== Records shown
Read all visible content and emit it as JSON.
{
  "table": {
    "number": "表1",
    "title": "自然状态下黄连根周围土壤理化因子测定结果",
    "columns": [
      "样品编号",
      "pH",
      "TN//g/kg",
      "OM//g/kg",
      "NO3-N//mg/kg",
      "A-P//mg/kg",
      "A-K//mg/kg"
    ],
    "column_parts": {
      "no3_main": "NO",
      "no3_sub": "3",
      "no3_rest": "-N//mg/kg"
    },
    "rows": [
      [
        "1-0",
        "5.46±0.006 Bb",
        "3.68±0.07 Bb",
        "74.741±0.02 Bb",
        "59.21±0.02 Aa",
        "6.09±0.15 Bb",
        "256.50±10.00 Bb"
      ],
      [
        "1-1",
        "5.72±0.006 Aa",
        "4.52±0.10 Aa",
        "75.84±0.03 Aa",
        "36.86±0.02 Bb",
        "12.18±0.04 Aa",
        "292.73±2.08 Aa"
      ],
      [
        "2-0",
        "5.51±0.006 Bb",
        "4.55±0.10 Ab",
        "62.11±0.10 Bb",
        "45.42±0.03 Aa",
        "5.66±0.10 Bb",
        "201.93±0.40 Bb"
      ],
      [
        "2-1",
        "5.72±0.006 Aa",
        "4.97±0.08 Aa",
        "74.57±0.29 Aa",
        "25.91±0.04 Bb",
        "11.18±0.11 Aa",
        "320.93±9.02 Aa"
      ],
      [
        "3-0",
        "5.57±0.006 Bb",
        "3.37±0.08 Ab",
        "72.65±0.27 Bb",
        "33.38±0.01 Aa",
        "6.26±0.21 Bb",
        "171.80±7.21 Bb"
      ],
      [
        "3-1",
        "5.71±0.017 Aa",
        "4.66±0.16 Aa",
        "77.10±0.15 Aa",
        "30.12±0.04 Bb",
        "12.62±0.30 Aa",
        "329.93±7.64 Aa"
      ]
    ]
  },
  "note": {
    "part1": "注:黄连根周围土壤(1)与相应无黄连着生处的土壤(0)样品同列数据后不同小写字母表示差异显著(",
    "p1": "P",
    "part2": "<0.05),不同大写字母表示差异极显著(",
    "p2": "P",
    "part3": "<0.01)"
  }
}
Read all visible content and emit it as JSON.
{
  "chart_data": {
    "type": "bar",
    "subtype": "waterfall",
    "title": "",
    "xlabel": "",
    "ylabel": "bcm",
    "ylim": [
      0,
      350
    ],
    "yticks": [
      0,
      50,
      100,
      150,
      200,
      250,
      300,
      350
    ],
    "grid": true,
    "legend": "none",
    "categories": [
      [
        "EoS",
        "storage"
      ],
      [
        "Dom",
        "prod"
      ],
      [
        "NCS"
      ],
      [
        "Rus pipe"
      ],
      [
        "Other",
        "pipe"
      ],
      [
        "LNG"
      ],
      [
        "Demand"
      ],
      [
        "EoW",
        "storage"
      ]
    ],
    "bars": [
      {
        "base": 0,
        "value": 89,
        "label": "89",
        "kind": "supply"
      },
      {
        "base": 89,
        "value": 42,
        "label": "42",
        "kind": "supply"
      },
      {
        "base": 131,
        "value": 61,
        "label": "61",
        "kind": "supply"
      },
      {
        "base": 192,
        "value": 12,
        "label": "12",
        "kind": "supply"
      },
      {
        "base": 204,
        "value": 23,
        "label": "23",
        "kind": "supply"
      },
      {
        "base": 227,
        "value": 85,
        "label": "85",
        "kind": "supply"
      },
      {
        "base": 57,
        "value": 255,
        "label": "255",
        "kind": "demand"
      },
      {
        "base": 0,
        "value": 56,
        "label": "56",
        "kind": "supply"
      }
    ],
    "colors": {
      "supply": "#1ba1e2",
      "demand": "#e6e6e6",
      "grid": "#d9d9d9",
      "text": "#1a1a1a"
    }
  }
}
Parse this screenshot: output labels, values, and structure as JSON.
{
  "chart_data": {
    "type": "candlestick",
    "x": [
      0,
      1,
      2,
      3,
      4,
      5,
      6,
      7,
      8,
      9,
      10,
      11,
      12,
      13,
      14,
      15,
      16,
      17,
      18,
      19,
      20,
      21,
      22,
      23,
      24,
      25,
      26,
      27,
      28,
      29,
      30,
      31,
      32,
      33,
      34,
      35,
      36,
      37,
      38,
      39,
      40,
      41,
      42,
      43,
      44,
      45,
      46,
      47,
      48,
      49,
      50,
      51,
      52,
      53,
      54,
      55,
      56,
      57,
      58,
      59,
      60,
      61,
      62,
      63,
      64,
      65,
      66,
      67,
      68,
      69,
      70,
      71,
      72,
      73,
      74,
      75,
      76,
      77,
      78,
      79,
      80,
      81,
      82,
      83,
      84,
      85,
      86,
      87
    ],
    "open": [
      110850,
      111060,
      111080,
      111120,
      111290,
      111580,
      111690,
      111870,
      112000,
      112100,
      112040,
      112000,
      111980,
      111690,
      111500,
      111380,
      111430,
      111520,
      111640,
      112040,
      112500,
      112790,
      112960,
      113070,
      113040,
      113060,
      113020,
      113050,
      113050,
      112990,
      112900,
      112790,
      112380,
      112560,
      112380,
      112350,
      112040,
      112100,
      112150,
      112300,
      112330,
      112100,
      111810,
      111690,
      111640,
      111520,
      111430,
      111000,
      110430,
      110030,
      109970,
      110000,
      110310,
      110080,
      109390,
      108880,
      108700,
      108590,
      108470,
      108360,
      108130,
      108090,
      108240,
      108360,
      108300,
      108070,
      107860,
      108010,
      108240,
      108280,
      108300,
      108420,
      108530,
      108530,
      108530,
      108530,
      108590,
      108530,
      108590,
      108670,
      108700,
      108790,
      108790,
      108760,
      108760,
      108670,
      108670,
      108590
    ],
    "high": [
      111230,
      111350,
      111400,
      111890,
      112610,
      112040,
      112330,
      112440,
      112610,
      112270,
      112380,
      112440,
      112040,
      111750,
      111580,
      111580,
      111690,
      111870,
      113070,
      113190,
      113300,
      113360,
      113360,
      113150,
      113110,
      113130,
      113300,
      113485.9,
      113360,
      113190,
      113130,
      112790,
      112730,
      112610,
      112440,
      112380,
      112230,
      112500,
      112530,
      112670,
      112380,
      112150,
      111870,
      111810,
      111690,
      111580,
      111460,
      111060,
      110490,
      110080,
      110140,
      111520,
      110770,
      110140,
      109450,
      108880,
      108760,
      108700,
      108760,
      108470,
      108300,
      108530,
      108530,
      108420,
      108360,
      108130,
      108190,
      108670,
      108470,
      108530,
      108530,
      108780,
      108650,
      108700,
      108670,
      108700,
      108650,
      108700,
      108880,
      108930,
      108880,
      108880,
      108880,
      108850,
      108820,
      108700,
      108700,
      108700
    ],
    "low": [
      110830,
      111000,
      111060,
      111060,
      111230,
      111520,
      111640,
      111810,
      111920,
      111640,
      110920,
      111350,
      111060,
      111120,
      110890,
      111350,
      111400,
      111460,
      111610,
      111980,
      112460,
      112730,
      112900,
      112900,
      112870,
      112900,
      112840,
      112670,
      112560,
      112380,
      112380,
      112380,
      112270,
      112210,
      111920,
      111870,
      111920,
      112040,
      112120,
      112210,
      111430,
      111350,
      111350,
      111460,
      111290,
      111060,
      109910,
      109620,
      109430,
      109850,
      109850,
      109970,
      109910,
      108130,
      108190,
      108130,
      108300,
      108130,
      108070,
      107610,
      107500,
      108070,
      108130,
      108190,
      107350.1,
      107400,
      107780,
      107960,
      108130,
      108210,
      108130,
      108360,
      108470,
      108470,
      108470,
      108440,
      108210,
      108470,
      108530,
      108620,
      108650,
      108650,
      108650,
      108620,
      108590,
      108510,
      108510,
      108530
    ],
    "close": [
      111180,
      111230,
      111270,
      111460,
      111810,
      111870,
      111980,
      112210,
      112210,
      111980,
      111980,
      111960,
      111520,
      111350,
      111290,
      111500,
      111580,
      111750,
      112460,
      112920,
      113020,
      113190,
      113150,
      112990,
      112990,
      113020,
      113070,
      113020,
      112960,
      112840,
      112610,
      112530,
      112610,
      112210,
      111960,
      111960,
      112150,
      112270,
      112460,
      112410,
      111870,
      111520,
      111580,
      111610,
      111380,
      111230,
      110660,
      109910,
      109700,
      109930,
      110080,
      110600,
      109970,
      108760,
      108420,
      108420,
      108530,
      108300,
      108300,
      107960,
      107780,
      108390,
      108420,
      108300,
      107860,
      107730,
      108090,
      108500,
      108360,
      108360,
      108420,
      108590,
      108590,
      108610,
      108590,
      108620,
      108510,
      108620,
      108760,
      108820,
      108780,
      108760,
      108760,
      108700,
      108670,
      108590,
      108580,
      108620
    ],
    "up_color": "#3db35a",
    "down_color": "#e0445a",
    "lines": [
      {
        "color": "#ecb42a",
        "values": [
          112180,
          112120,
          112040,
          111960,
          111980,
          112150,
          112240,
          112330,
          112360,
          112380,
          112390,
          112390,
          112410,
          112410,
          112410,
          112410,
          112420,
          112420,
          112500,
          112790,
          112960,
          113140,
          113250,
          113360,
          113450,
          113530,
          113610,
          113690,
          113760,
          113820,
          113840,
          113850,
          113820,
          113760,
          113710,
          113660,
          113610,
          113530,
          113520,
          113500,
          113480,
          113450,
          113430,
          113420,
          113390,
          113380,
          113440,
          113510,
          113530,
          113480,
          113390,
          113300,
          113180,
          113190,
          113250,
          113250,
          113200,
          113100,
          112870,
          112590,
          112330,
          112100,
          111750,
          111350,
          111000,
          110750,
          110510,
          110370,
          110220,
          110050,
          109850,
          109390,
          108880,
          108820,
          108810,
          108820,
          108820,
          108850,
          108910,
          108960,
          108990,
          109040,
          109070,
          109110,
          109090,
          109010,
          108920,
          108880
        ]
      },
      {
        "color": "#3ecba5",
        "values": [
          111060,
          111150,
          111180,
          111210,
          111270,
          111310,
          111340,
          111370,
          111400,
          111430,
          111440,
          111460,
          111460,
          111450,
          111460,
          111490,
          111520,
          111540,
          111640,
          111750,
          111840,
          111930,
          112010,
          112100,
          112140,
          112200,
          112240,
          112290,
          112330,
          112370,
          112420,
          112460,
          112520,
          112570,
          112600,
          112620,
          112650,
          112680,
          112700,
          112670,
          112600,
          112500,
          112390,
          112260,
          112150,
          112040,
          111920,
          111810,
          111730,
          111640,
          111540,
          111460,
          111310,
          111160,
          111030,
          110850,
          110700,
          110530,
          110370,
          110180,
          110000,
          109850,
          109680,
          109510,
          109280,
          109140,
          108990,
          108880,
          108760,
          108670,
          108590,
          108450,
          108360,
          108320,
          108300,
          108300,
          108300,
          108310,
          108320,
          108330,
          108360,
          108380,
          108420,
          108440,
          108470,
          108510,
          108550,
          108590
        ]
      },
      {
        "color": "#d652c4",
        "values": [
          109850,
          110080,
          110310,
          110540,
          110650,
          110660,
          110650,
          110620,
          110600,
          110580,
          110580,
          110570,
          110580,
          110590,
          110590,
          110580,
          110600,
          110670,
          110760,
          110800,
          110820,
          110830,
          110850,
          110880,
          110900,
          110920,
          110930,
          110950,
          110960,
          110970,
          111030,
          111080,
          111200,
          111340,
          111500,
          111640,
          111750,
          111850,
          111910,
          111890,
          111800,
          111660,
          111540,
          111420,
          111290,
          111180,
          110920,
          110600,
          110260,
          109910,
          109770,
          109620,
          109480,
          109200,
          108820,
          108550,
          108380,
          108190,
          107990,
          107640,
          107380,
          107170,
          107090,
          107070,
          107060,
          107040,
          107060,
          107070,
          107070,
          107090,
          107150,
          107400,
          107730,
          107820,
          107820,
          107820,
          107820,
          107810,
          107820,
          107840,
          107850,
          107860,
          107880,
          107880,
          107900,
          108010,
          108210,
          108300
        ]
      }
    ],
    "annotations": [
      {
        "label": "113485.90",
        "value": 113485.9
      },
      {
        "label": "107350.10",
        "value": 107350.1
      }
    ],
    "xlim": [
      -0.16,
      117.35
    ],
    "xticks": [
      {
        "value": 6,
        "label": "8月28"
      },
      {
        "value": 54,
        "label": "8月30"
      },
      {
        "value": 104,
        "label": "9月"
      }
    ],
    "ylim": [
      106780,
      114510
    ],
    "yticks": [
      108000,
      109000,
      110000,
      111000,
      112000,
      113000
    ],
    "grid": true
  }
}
====
### Problem statement
Copy all lines above containing the string "title".

### Result of this exercise
    "title": "自然状态下黄连根周围土壤理化因子测定结果",
    "title": "",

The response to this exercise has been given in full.